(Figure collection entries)
════════════════════
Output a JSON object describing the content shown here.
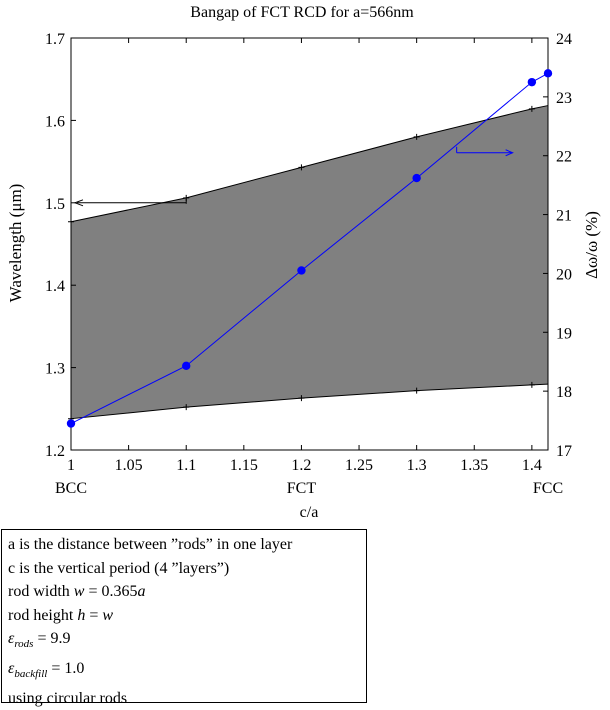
{
  "chart_data": {
    "type": "line",
    "title": "Bangap of FCT RCD for a=566nm",
    "xlabel": "c/a",
    "ylabel_left": "Wavelength (μm)",
    "ylabel_right": "Δω/ω (%)",
    "xlim": [
      1,
      1.414
    ],
    "ylim_left": [
      1.2,
      1.7
    ],
    "ylim_right": [
      17,
      24
    ],
    "x_ticks": [
      "1",
      "1.05",
      "1.1",
      "1.15",
      "1.2",
      "1.25",
      "1.3",
      "1.35",
      "1.4"
    ],
    "x_tick_values": [
      1,
      1.05,
      1.1,
      1.15,
      1.2,
      1.25,
      1.3,
      1.35,
      1.4
    ],
    "y_left_ticks": [
      "1.2",
      "1.3",
      "1.4",
      "1.5",
      "1.6",
      "1.7"
    ],
    "y_left_tick_values": [
      1.2,
      1.3,
      1.4,
      1.5,
      1.6,
      1.7
    ],
    "y_right_ticks": [
      "17",
      "18",
      "19",
      "20",
      "21",
      "22",
      "23",
      "24"
    ],
    "y_right_tick_values": [
      17,
      18,
      19,
      20,
      21,
      22,
      23,
      24
    ],
    "structure_labels": [
      {
        "text": "BCC",
        "x": 1
      },
      {
        "text": "FCT",
        "x": 1.2
      },
      {
        "text": "FCC",
        "x": 1.414
      }
    ],
    "gap_band": {
      "axis": "left",
      "x": [
        1,
        1.1,
        1.2,
        1.3,
        1.4,
        1.414
      ],
      "upper": [
        1.477,
        1.506,
        1.543,
        1.58,
        1.614,
        1.618
      ],
      "lower": [
        1.238,
        1.252,
        1.263,
        1.272,
        1.279,
        1.28
      ]
    },
    "series": [
      {
        "axis": "right",
        "x": [
          1,
          1.1,
          1.2,
          1.3,
          1.4,
          1.414
        ],
        "values": [
          17.45,
          18.43,
          20.05,
          21.62,
          23.25,
          23.4
        ]
      }
    ],
    "colors": {
      "band_fill": "#808080",
      "series": "#0000ff",
      "axis": "#000000"
    }
  },
  "notes": {
    "line1": "a is the distance between ”rods” in one layer",
    "line2": "c is the vertical period (4 ”layers”)",
    "line3_text": "rod width ",
    "line3_math": "w",
    "line3_value": " = 0.365",
    "line3_unit": "a",
    "line4_text": "rod height ",
    "line4_math": "h",
    "line4_eq": " = ",
    "line4_value": "w",
    "line5_sym": "ε",
    "line5_sub": "rods",
    "line5_value": " = 9.9",
    "line6_sym": "ε",
    "line6_sub": "backfill",
    "line6_value": " = 1.0",
    "line7": "using circular rods"
  }
}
════════════════════
— What you have to do —
Write the records above out again exactly, with no pictures in your copy.

— Answer in full —
Output a JSON object describing the content shown here.
{
  "chart_data": {
    "type": "line",
    "title": "Bangap of FCT RCD for a=566nm",
    "xlabel": "c/a",
    "ylabel_left": "Wavelength (μm)",
    "ylabel_right": "Δω/ω (%)",
    "xlim": [
      1,
      1.414
    ],
    "ylim_left": [
      1.2,
      1.7
    ],
    "ylim_right": [
      17,
      24
    ],
    "x_ticks": [
      "1",
      "1.05",
      "1.1",
      "1.15",
      "1.2",
      "1.25",
      "1.3",
      "1.35",
      "1.4"
    ],
    "x_tick_values": [
      1,
      1.05,
      1.1,
      1.15,
      1.2,
      1.25,
      1.3,
      1.35,
      1.4
    ],
    "y_left_ticks": [
      "1.2",
      "1.3",
      "1.4",
      "1.5",
      "1.6",
      "1.7"
    ],
    "y_left_tick_values": [
      1.2,
      1.3,
      1.4,
      1.5,
      1.6,
      1.7
    ],
    "y_right_ticks": [
      "17",
      "18",
      "19",
      "20",
      "21",
      "22",
      "23",
      "24"
    ],
    "y_right_tick_values": [
      17,
      18,
      19,
      20,
      21,
      22,
      23,
      24
    ],
    "structure_labels": [
      {
        "text": "BCC",
        "x": 1
      },
      {
        "text": "FCT",
        "x": 1.2
      },
      {
        "text": "FCC",
        "x": 1.414
      }
    ],
    "gap_band": {
      "axis": "left",
      "x": [
        1,
        1.1,
        1.2,
        1.3,
        1.4,
        1.414
      ],
      "upper": [
        1.477,
        1.506,
        1.543,
        1.58,
        1.614,
        1.618
      ],
      "lower": [
        1.238,
        1.252,
        1.263,
        1.272,
        1.279,
        1.28
      ]
    },
    "series": [
      {
        "axis": "right",
        "x": [
          1,
          1.1,
          1.2,
          1.3,
          1.4,
          1.414
        ],
        "values": [
          17.45,
          18.43,
          20.05,
          21.62,
          23.25,
          23.4
        ]
      }
    ],
    "colors": {
      "band_fill": "#808080",
      "series": "#0000ff",
      "axis": "#000000"
    }
  },
  "notes": {
    "line1": "a is the distance between ”rods” in one layer",
    "line2": "c is the vertical period (4 ”layers”)",
    "line3_text": "rod width ",
    "line3_math": "w",
    "line3_value": " = 0.365",
    "line3_unit": "a",
    "line4_text": "rod height ",
    "line4_math": "h",
    "line4_eq": " = ",
    "line4_value": "w",
    "line5_sym": "ε",
    "line5_sub": "rods",
    "line5_value": " = 9.9",
    "line6_sym": "ε",
    "line6_sub": "backfill",
    "line6_value": " = 1.0",
    "line7": "using circular rods"
  }
}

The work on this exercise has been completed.